START Entries provided

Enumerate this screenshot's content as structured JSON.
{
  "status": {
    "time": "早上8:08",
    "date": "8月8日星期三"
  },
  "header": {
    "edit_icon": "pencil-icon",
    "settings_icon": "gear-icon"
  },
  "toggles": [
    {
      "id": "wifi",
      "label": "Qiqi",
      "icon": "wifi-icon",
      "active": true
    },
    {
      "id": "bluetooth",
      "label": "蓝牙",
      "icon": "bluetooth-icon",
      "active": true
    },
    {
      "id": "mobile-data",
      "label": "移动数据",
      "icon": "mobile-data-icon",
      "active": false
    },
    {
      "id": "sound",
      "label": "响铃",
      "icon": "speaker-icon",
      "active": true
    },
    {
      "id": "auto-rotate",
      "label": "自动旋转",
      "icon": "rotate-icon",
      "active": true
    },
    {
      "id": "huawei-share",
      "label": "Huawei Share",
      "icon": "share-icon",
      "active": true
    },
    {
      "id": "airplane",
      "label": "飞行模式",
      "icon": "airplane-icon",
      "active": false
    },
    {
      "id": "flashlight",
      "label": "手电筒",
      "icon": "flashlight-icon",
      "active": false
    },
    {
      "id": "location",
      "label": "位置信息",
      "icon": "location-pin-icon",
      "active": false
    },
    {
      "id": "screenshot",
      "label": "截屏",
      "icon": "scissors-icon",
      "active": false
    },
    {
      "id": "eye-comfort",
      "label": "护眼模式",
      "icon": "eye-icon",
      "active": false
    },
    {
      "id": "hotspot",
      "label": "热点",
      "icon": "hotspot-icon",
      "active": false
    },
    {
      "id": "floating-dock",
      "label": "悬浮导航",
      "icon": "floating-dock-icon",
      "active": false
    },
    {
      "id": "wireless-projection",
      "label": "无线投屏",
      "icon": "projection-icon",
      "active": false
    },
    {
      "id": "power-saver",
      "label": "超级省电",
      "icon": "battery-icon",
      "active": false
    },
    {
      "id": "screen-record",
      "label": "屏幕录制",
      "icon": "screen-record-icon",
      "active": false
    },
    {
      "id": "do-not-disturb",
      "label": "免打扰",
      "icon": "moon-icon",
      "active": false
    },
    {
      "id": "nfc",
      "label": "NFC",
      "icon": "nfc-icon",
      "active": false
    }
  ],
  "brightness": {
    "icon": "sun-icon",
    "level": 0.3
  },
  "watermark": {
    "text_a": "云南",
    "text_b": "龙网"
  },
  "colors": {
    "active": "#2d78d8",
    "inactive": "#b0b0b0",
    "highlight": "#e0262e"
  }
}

END Entries provided
START Entries provided

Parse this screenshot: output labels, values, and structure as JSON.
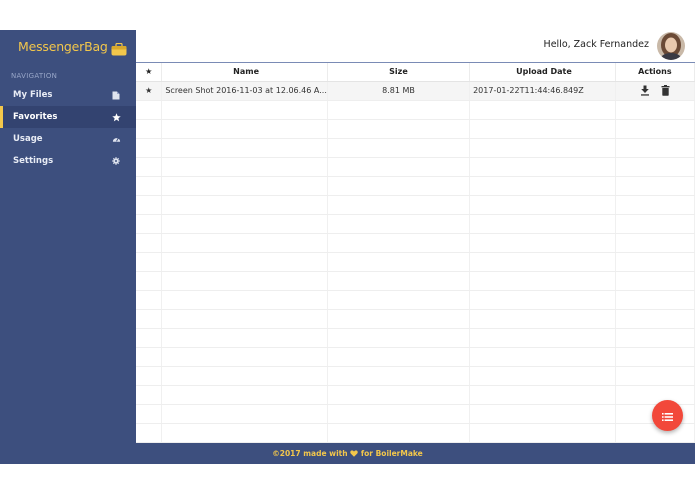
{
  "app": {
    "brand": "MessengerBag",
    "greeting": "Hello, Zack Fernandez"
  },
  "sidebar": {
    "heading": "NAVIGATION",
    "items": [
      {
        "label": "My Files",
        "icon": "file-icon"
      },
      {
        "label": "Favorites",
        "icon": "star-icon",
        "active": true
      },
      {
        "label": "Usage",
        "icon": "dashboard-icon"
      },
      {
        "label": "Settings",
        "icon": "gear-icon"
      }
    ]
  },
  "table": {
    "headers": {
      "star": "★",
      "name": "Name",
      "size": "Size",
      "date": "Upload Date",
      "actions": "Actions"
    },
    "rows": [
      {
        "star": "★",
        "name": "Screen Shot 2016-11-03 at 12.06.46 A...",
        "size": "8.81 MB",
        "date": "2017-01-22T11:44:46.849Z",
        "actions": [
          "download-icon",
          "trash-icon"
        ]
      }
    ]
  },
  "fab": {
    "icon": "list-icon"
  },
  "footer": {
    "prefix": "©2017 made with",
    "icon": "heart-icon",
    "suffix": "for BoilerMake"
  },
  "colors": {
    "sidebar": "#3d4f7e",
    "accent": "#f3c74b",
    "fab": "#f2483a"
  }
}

END Entries provided

■ Prompt:
From the entries above, copy every line that holds the word "mobile".

■ Solution:
      "id": "mobile-data",
      "icon": "mobile-data-icon",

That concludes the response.